Written exercise.
Swap each "table-row" in the listing for "grid-row" and write out the lines again with nothing else altered. Leave out the pictures.

Stored records.
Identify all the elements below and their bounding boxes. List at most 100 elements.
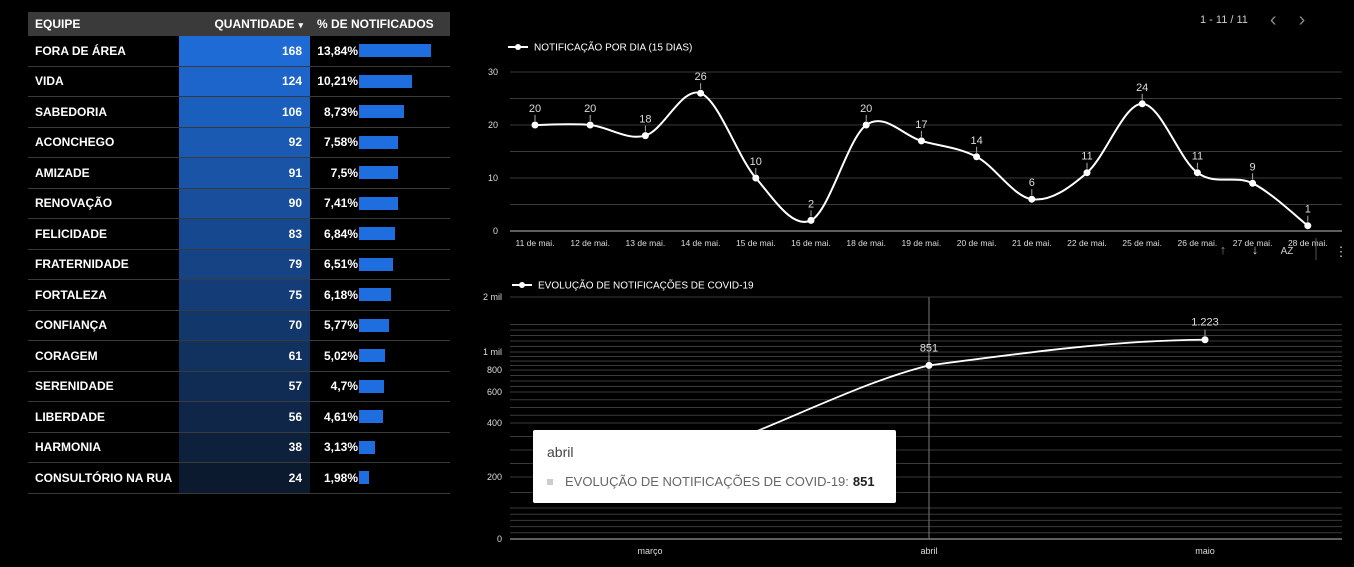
cell-percent: 8,73% <box>310 96 450 128</box>
cell-quantity: 90 <box>179 188 310 219</box>
data-label: 9 <box>1250 161 1256 173</box>
data-point[interactable] <box>925 361 933 369</box>
arrow-down-icon[interactable]: ↓ <box>1252 242 1259 257</box>
percent-text: 6,51% <box>323 257 358 272</box>
percent-wrap: 6,84% <box>316 227 450 241</box>
x-tick-label: 16 de mai. <box>791 238 831 248</box>
data-label: 14 <box>970 135 982 147</box>
data-point[interactable] <box>1193 169 1201 177</box>
y-tick-label: 400 <box>487 418 502 428</box>
legend-label[interactable]: EVOLUÇÃO DE NOTIFICAÇÕES DE COVID-19 <box>538 279 754 292</box>
table-row[interactable]: SERENIDADE 57 4,7% <box>28 371 450 402</box>
cell-team: HARMONIA <box>28 432 179 463</box>
percent-text: 6,84% <box>323 226 358 241</box>
y-tick-label: 0 <box>497 534 502 544</box>
cell-team: VIDA <box>28 66 179 97</box>
cell-team: CONFIANÇA <box>28 310 179 341</box>
legend-label[interactable]: NOTIFICAÇÃO POR DIA (15 DIAS) <box>534 41 692 54</box>
data-point[interactable] <box>531 121 539 129</box>
percent-text: 5,02% <box>323 348 358 363</box>
percent-bar <box>359 410 383 424</box>
table-row[interactable]: CONSULTÓRIO NA RUA 24 1,98% <box>28 462 450 494</box>
table-row[interactable]: VIDA 124 10,21% <box>28 66 450 97</box>
data-point[interactable] <box>1138 100 1146 108</box>
percent-bar <box>359 196 398 210</box>
sort-az-button[interactable]: AZ <box>1281 246 1294 257</box>
percent-bar <box>359 349 386 363</box>
cell-team: FORA DE ÁREA <box>28 36 179 67</box>
table-row[interactable]: RENOVAÇÃO 90 7,41% <box>28 188 450 219</box>
table-row[interactable]: ACONCHEGO 92 7,58% <box>28 127 450 158</box>
cell-team: CONSULTÓRIO NA RUA <box>28 462 179 494</box>
x-tick-label: 21 de mai. <box>1012 238 1052 248</box>
tooltip-series-marker <box>547 478 553 485</box>
table-row[interactable]: HARMONIA 38 3,13% <box>28 432 450 463</box>
cell-percent: 6,51% <box>310 249 450 280</box>
table-row[interactable]: AMIZADE 91 7,5% <box>28 157 450 189</box>
caret-down-icon[interactable]: ▾ <box>298 20 303 30</box>
percent-wrap: 5,02% <box>316 349 450 363</box>
data-point[interactable] <box>973 153 981 161</box>
daily-notifications-chart: NOTIFICAÇÃO POR DIA (15 DIAS)01020302011… <box>488 41 1348 260</box>
more-vertical-icon[interactable]: ⋮ <box>1335 244 1348 259</box>
data-point[interactable] <box>862 121 870 129</box>
cell-team: SERENIDADE <box>28 371 179 402</box>
data-label: 20 <box>584 103 596 115</box>
table-row[interactable]: CORAGEM 61 5,02% <box>28 340 450 372</box>
y-tick-label: 2 mil <box>483 292 502 302</box>
x-tick-label: 27 de mai. <box>1233 238 1273 248</box>
data-point[interactable] <box>1304 222 1312 230</box>
percent-bar <box>359 440 376 454</box>
y-tick-label: 800 <box>487 365 502 375</box>
data-point[interactable] <box>586 121 594 129</box>
percent-bar <box>359 471 370 485</box>
data-point[interactable] <box>1083 169 1091 177</box>
x-tick-label: 20 de mai. <box>957 238 997 248</box>
y-tick-label: 0 <box>493 226 498 236</box>
tooltip-value: 851 <box>852 474 875 489</box>
header-equipe[interactable]: EQUIPE <box>28 12 179 36</box>
cell-team: SABEDORIA <box>28 96 179 128</box>
percent-text: 7,5% <box>330 165 358 180</box>
data-label: 11 <box>1192 151 1203 163</box>
percent-bar <box>359 166 398 180</box>
chevron-left-icon[interactable]: ‹ <box>1269 9 1277 31</box>
data-point[interactable] <box>917 137 925 145</box>
tooltip-title: abril <box>547 444 574 460</box>
data-label: 26 <box>694 71 706 83</box>
data-point[interactable] <box>697 89 705 97</box>
cell-team: CORAGEM <box>28 340 179 372</box>
cell-percent: 1,98% <box>310 462 450 494</box>
data-point[interactable] <box>641 132 649 140</box>
header-quantidade[interactable]: QUANTIDADE ▾ <box>179 12 310 36</box>
data-point[interactable] <box>807 216 815 224</box>
cell-quantity: 92 <box>179 127 310 158</box>
cell-percent: 7,58% <box>310 127 450 158</box>
table-row[interactable]: FORA DE ÁREA 168 13,84% <box>28 36 450 67</box>
table-row[interactable]: SABEDORIA 106 8,73% <box>28 96 450 128</box>
header-quantidade-label: QUANTIDADE <box>214 17 295 31</box>
data-point[interactable] <box>1028 195 1036 203</box>
cell-percent: 7,41% <box>310 188 450 219</box>
table-row[interactable]: LIBERDADE 56 4,61% <box>28 401 450 433</box>
arrow-up-icon[interactable]: ↑ <box>1220 242 1227 257</box>
percent-wrap: 5,77% <box>316 318 450 332</box>
cell-percent: 7,5% <box>310 157 450 189</box>
table-row[interactable]: FORTALEZA 75 6,18% <box>28 279 450 311</box>
data-point[interactable] <box>1249 179 1257 187</box>
x-tick-label: 18 de mai. <box>846 238 886 248</box>
table-row[interactable]: FRATERNIDADE 79 6,51% <box>28 249 450 280</box>
table-row[interactable]: FELICIDADE 83 6,84% <box>28 218 450 250</box>
chevron-right-icon[interactable]: › <box>1298 9 1306 31</box>
percent-wrap: 1,98% <box>316 471 450 485</box>
header-percent[interactable]: % DE NOTIFICADOS <box>310 12 450 36</box>
table-row[interactable]: CONFIANÇA 70 5,77% <box>28 310 450 341</box>
percent-wrap: 3,13% <box>316 440 450 454</box>
percent-bar <box>359 318 389 332</box>
percent-text: 4,7% <box>330 379 358 394</box>
data-point[interactable] <box>752 174 760 182</box>
table-header-row: EQUIPE QUANTIDADE ▾ % DE NOTIFICADOS <box>28 12 450 36</box>
cell-quantity: 57 <box>179 371 310 402</box>
data-point[interactable] <box>1201 336 1209 344</box>
x-tick-label: março <box>637 546 662 556</box>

Answer.
Identify all the elements below and their bounding boxes. List at most 100 elements.
cell-percent: 8,73% <box>310 96 450 128</box>
cell-quantity: 90 <box>179 188 310 219</box>
data-label: 9 <box>1250 161 1256 173</box>
data-point[interactable] <box>925 361 933 369</box>
arrow-down-icon[interactable]: ↓ <box>1252 242 1259 257</box>
percent-text: 6,51% <box>323 257 358 272</box>
percent-wrap: 6,84% <box>316 227 450 241</box>
x-tick-label: 16 de mai. <box>791 238 831 248</box>
data-label: 14 <box>970 135 982 147</box>
data-point[interactable] <box>1193 169 1201 177</box>
y-tick-label: 400 <box>487 418 502 428</box>
legend-label[interactable]: EVOLUÇÃO DE NOTIFICAÇÕES DE COVID-19 <box>538 279 754 292</box>
grid-row[interactable]: SERENIDADE 57 4,7% <box>28 371 450 402</box>
cell-team: HARMONIA <box>28 432 179 463</box>
percent-text: 6,84% <box>323 226 358 241</box>
y-tick-label: 0 <box>497 534 502 544</box>
cell-team: VIDA <box>28 66 179 97</box>
cell-team: CONFIANÇA <box>28 310 179 341</box>
legend-label[interactable]: NOTIFICAÇÃO POR DIA (15 DIAS) <box>534 41 692 54</box>
data-point[interactable] <box>531 121 539 129</box>
percent-text: 5,02% <box>323 348 358 363</box>
percent-bar <box>359 410 383 424</box>
grid-row[interactable]: CONSULTÓRIO NA RUA 24 1,98% <box>28 462 450 494</box>
grid-row[interactable]: VIDA 124 10,21% <box>28 66 450 97</box>
data-point[interactable] <box>1138 100 1146 108</box>
percent-bar <box>359 196 398 210</box>
sort-az-button[interactable]: AZ <box>1281 246 1294 257</box>
percent-bar <box>359 349 386 363</box>
cell-team: FORA DE ÁREA <box>28 36 179 67</box>
grid-row[interactable]: RENOVAÇÃO 90 7,41% <box>28 188 450 219</box>
grid-row[interactable]: ACONCHEGO 92 7,58% <box>28 127 450 158</box>
cell-team: CONSULTÓRIO NA RUA <box>28 462 179 494</box>
x-tick-label: 21 de mai. <box>1012 238 1052 248</box>
tooltip-series-marker <box>547 478 553 485</box>
grid-row[interactable]: HARMONIA 38 3,13% <box>28 432 450 463</box>
cell-percent: 6,51% <box>310 249 450 280</box>
grid-row[interactable]: AMIZADE 91 7,5% <box>28 157 450 189</box>
caret-down-icon[interactable]: ▾ <box>298 20 303 30</box>
percent-wrap: 5,02% <box>316 349 450 363</box>
data-point[interactable] <box>973 153 981 161</box>
daily-notifications-chart: NOTIFICAÇÃO POR DIA (15 DIAS)01020302011… <box>488 41 1348 260</box>
more-vertical-icon[interactable]: ⋮ <box>1335 244 1348 259</box>
data-point[interactable] <box>862 121 870 129</box>
cell-team: SERENIDADE <box>28 371 179 402</box>
data-label: 20 <box>584 103 596 115</box>
grid-row[interactable]: CORAGEM 61 5,02% <box>28 340 450 372</box>
y-tick-label: 2 mil <box>483 292 502 302</box>
x-tick-label: 27 de mai. <box>1233 238 1273 248</box>
data-point[interactable] <box>1304 222 1312 230</box>
percent-bar <box>359 440 376 454</box>
y-tick-label: 800 <box>487 365 502 375</box>
data-point[interactable] <box>586 121 594 129</box>
percent-bar <box>359 471 370 485</box>
data-point[interactable] <box>1083 169 1091 177</box>
x-tick-label: 20 de mai. <box>957 238 997 248</box>
y-tick-label: 0 <box>493 226 498 236</box>
tooltip-value: 851 <box>852 474 875 489</box>
header-equipe[interactable]: EQUIPE <box>28 12 179 36</box>
cell-team: SABEDORIA <box>28 96 179 128</box>
percent-text: 7,5% <box>330 165 358 180</box>
data-label: 11 <box>1192 151 1203 163</box>
percent-bar <box>359 166 398 180</box>
chevron-left-icon[interactable]: ‹ <box>1269 9 1277 31</box>
data-point[interactable] <box>917 137 925 145</box>
tooltip-title: abril <box>547 444 574 460</box>
data-label: 26 <box>694 71 706 83</box>
data-point[interactable] <box>697 89 705 97</box>
cell-team: CORAGEM <box>28 340 179 372</box>
cell-percent: 1,98% <box>310 462 450 494</box>
data-point[interactable] <box>641 132 649 140</box>
header-quantidade[interactable]: QUANTIDADE ▾ <box>179 12 310 36</box>
data-point[interactable] <box>807 216 815 224</box>
cell-quantity: 92 <box>179 127 310 158</box>
cell-percent: 7,58% <box>310 127 450 158</box>
grid-row[interactable]: FORA DE ÁREA 168 13,84% <box>28 36 450 67</box>
grid-row[interactable]: SABEDORIA 106 8,73% <box>28 96 450 128</box>
header-quantidade-label: QUANTIDADE <box>214 17 295 31</box>
data-point[interactable] <box>1028 195 1036 203</box>
cell-percent: 7,41% <box>310 188 450 219</box>
grid-row[interactable]: LIBERDADE 56 4,61% <box>28 401 450 433</box>
arrow-up-icon[interactable]: ↑ <box>1220 242 1227 257</box>
percent-wrap: 5,77% <box>316 318 450 332</box>
cell-percent: 7,5% <box>310 157 450 189</box>
grid-row[interactable]: FORTALEZA 75 6,18% <box>28 279 450 311</box>
data-point[interactable] <box>1249 179 1257 187</box>
x-tick-label: 18 de mai. <box>846 238 886 248</box>
grid-row[interactable]: FRATERNIDADE 79 6,51% <box>28 249 450 280</box>
grid-row[interactable]: FELICIDADE 83 6,84% <box>28 218 450 250</box>
chevron-right-icon[interactable]: › <box>1298 9 1306 31</box>
percent-wrap: 1,98% <box>316 471 450 485</box>
header-percent[interactable]: % DE NOTIFICADOS <box>310 12 450 36</box>
grid-row[interactable]: CONFIANÇA 70 5,77% <box>28 310 450 341</box>
percent-wrap: 3,13% <box>316 440 450 454</box>
percent-bar <box>359 318 389 332</box>
percent-text: 4,7% <box>330 379 358 394</box>
data-point[interactable] <box>752 174 760 182</box>
table-header-row: EQUIPE QUANTIDADE ▾ % DE NOTIFICADOS <box>28 12 450 36</box>
cell-quantity: 57 <box>179 371 310 402</box>
data-point[interactable] <box>1201 336 1209 344</box>
x-tick-label: março <box>637 546 662 556</box>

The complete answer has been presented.